> **What is asked**
Copy every line of the listing exactly.
[start of Dataset excerpts]
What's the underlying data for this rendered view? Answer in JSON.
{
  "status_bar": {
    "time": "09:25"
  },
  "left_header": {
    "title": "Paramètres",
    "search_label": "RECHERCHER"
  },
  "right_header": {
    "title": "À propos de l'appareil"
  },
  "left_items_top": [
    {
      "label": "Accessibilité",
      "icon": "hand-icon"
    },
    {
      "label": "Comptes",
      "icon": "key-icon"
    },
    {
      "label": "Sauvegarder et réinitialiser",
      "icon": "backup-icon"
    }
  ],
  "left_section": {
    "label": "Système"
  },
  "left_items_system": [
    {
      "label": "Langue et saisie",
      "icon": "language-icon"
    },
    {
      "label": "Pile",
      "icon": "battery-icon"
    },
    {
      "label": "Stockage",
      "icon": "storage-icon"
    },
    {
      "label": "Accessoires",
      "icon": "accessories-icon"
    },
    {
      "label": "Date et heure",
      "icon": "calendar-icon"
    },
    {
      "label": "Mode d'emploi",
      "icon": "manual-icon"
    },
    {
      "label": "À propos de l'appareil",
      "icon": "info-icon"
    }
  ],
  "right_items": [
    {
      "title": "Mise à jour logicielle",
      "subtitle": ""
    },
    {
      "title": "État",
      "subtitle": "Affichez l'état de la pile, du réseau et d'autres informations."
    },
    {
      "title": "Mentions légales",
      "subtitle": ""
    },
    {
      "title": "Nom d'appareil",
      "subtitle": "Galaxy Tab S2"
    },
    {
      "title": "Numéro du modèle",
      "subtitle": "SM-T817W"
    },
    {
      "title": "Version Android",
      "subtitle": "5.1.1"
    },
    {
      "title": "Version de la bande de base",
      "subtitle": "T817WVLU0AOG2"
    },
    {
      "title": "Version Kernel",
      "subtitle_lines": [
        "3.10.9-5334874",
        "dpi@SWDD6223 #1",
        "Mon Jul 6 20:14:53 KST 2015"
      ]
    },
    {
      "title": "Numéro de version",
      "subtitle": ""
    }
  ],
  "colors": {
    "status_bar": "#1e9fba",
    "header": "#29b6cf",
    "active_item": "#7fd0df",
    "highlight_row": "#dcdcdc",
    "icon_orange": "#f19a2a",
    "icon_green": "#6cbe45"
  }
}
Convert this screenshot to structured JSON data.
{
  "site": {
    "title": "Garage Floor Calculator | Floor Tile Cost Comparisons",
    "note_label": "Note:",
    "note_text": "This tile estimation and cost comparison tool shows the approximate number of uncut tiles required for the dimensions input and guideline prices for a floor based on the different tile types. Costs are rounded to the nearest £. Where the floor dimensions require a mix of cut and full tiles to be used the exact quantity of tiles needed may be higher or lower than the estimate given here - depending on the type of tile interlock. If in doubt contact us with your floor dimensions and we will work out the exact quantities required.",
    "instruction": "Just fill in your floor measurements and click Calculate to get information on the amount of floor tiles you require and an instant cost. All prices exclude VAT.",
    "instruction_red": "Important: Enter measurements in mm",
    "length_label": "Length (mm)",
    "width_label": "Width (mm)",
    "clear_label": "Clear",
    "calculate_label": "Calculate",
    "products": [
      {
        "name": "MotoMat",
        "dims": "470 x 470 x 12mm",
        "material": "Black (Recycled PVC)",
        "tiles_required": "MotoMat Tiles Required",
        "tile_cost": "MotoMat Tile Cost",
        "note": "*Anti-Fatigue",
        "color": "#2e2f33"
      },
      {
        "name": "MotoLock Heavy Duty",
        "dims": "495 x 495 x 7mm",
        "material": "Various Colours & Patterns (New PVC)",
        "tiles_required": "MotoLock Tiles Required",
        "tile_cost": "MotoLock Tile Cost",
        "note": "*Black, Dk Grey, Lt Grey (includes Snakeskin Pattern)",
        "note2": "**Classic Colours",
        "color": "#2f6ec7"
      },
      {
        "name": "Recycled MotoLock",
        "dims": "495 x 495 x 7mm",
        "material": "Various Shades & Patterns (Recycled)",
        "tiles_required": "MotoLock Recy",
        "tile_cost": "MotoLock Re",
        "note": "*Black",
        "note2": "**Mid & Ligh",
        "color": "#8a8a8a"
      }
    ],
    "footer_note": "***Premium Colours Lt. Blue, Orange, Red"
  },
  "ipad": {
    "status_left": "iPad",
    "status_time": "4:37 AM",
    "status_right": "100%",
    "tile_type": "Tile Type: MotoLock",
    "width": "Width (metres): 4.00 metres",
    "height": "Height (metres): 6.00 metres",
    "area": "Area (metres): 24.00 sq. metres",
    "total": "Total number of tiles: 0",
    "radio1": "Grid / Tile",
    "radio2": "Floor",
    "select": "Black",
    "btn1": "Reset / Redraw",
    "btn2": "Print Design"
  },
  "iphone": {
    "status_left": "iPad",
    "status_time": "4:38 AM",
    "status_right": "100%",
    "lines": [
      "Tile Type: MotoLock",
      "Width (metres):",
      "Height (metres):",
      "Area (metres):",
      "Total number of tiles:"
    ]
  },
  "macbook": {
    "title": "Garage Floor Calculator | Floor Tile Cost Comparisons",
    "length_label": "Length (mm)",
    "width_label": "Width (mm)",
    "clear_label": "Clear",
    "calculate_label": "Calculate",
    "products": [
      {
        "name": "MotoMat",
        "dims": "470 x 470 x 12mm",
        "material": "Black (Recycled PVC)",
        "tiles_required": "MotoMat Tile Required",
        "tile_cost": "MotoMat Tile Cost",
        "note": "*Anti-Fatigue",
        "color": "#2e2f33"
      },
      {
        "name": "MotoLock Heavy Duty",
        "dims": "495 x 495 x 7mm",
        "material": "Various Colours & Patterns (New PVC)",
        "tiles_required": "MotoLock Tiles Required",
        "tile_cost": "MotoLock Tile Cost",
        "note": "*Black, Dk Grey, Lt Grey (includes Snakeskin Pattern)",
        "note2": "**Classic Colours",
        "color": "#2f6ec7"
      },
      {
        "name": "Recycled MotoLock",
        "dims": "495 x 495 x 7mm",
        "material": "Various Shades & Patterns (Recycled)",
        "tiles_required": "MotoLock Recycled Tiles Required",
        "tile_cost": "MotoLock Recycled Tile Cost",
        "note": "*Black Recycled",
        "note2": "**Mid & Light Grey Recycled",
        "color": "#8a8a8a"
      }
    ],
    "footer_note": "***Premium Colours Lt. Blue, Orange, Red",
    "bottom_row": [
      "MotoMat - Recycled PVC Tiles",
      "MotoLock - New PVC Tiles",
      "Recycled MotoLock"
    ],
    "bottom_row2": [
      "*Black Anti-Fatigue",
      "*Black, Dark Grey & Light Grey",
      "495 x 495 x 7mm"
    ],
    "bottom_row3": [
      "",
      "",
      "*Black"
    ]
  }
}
[end of Dataset excerpts]
> **The output**
What's the underlying data for this rendered view? Answer in JSON.
{
  "status_bar": {
    "time": "09:25"
  },
  "left_header": {
    "title": "Paramètres",
    "search_label": "RECHERCHER"
  },
  "right_header": {
    "title": "À propos de l'appareil"
  },
  "left_items_top": [
    {
      "label": "Accessibilité",
      "icon": "hand-icon"
    },
    {
      "label": "Comptes",
      "icon": "key-icon"
    },
    {
      "label": "Sauvegarder et réinitialiser",
      "icon": "backup-icon"
    }
  ],
  "left_section": {
    "label": "Système"
  },
  "left_items_system": [
    {
      "label": "Langue et saisie",
      "icon": "language-icon"
    },
    {
      "label": "Pile",
      "icon": "battery-icon"
    },
    {
      "label": "Stockage",
      "icon": "storage-icon"
    },
    {
      "label": "Accessoires",
      "icon": "accessories-icon"
    },
    {
      "label": "Date et heure",
      "icon": "calendar-icon"
    },
    {
      "label": "Mode d'emploi",
      "icon": "manual-icon"
    },
    {
      "label": "À propos de l'appareil",
      "icon": "info-icon"
    }
  ],
  "right_items": [
    {
      "title": "Mise à jour logicielle",
      "subtitle": ""
    },
    {
      "title": "État",
      "subtitle": "Affichez l'état de la pile, du réseau et d'autres informations."
    },
    {
      "title": "Mentions légales",
      "subtitle": ""
    },
    {
      "title": "Nom d'appareil",
      "subtitle": "Galaxy Tab S2"
    },
    {
      "title": "Numéro du modèle",
      "subtitle": "SM-T817W"
    },
    {
      "title": "Version Android",
      "subtitle": "5.1.1"
    },
    {
      "title": "Version de la bande de base",
      "subtitle": "T817WVLU0AOG2"
    },
    {
      "title": "Version Kernel",
      "subtitle_lines": [
        "3.10.9-5334874",
        "dpi@SWDD6223 #1",
        "Mon Jul 6 20:14:53 KST 2015"
      ]
    },
    {
      "title": "Numéro de version",
      "subtitle": ""
    }
  ],
  "colors": {
    "status_bar": "#1e9fba",
    "header": "#29b6cf",
    "active_item": "#7fd0df",
    "highlight_row": "#dcdcdc",
    "icon_orange": "#f19a2a",
    "icon_green": "#6cbe45"
  }
}
Convert this screenshot to structured JSON data.
{
  "site": {
    "title": "Garage Floor Calculator | Floor Tile Cost Comparisons",
    "note_label": "Note:",
    "note_text": "This tile estimation and cost comparison tool shows the approximate number of uncut tiles required for the dimensions input and guideline prices for a floor based on the different tile types. Costs are rounded to the nearest £. Where the floor dimensions require a mix of cut and full tiles to be used the exact quantity of tiles needed may be higher or lower than the estimate given here - depending on the type of tile interlock. If in doubt contact us with your floor dimensions and we will work out the exact quantities required.",
    "instruction": "Just fill in your floor measurements and click Calculate to get information on the amount of floor tiles you require and an instant cost. All prices exclude VAT.",
    "instruction_red": "Important: Enter measurements in mm",
    "length_label": "Length (mm)",
    "width_label": "Width (mm)",
    "clear_label": "Clear",
    "calculate_label": "Calculate",
    "products": [
      {
        "name": "MotoMat",
        "dims": "470 x 470 x 12mm",
        "material": "Black (Recycled PVC)",
        "tiles_required": "MotoMat Tiles Required",
        "tile_cost": "MotoMat Tile Cost",
        "note": "*Anti-Fatigue",
        "color": "#2e2f33"
      },
      {
        "name": "MotoLock Heavy Duty",
        "dims": "495 x 495 x 7mm",
        "material": "Various Colours & Patterns (New PVC)",
        "tiles_required": "MotoLock Tiles Required",
        "tile_cost": "MotoLock Tile Cost",
        "note": "*Black, Dk Grey, Lt Grey (includes Snakeskin Pattern)",
        "note2": "**Classic Colours",
        "color": "#2f6ec7"
      },
      {
        "name": "Recycled MotoLock",
        "dims": "495 x 495 x 7mm",
        "material": "Various Shades & Patterns (Recycled)",
        "tiles_required": "MotoLock Recy",
        "tile_cost": "MotoLock Re",
        "note": "*Black",
        "note2": "**Mid & Ligh",
        "color": "#8a8a8a"
      }
    ],
    "footer_note": "***Premium Colours Lt. Blue, Orange, Red"
  },
  "ipad": {
    "status_left": "iPad",
    "status_time": "4:37 AM",
    "status_right": "100%",
    "tile_type": "Tile Type: MotoLock",
    "width": "Width (metres): 4.00 metres",
    "height": "Height (metres): 6.00 metres",
    "area": "Area (metres): 24.00 sq. metres",
    "total": "Total number of tiles: 0",
    "radio1": "Grid / Tile",
    "radio2": "Floor",
    "select": "Black",
    "btn1": "Reset / Redraw",
    "btn2": "Print Design"
  },
  "iphone": {
    "status_left": "iPad",
    "status_time": "4:38 AM",
    "status_right": "100%",
    "lines": [
      "Tile Type: MotoLock",
      "Width (metres):",
      "Height (metres):",
      "Area (metres):",
      "Total number of tiles:"
    ]
  },
  "macbook": {
    "title": "Garage Floor Calculator | Floor Tile Cost Comparisons",
    "length_label": "Length (mm)",
    "width_label": "Width (mm)",
    "clear_label": "Clear",
    "calculate_label": "Calculate",
    "products": [
      {
        "name": "MotoMat",
        "dims": "470 x 470 x 12mm",
        "material": "Black (Recycled PVC)",
        "tiles_required": "MotoMat Tile Required",
        "tile_cost": "MotoMat Tile Cost",
        "note": "*Anti-Fatigue",
        "color": "#2e2f33"
      },
      {
        "name": "MotoLock Heavy Duty",
        "dims": "495 x 495 x 7mm",
        "material": "Various Colours & Patterns (New PVC)",
        "tiles_required": "MotoLock Tiles Required",
        "tile_cost": "MotoLock Tile Cost",
        "note": "*Black, Dk Grey, Lt Grey (includes Snakeskin Pattern)",
        "note2": "**Classic Colours",
        "color": "#2f6ec7"
      },
      {
        "name": "Recycled MotoLock",
        "dims": "495 x 495 x 7mm",
        "material": "Various Shades & Patterns (Recycled)",
        "tiles_required": "MotoLock Recycled Tiles Required",
        "tile_cost": "MotoLock Recycled Tile Cost",
        "note": "*Black Recycled",
        "note2": "**Mid & Light Grey Recycled",
        "color": "#8a8a8a"
      }
    ],
    "footer_note": "***Premium Colours Lt. Blue, Orange, Red",
    "bottom_row": [
      "MotoMat - Recycled PVC Tiles",
      "MotoLock - New PVC Tiles",
      "Recycled MotoLock"
    ],
    "bottom_row2": [
      "*Black Anti-Fatigue",
      "*Black, Dark Grey & Light Grey",
      "495 x 495 x 7mm"
    ],
    "bottom_row3": [
      "",
      "",
      "*Black"
    ]
  }
}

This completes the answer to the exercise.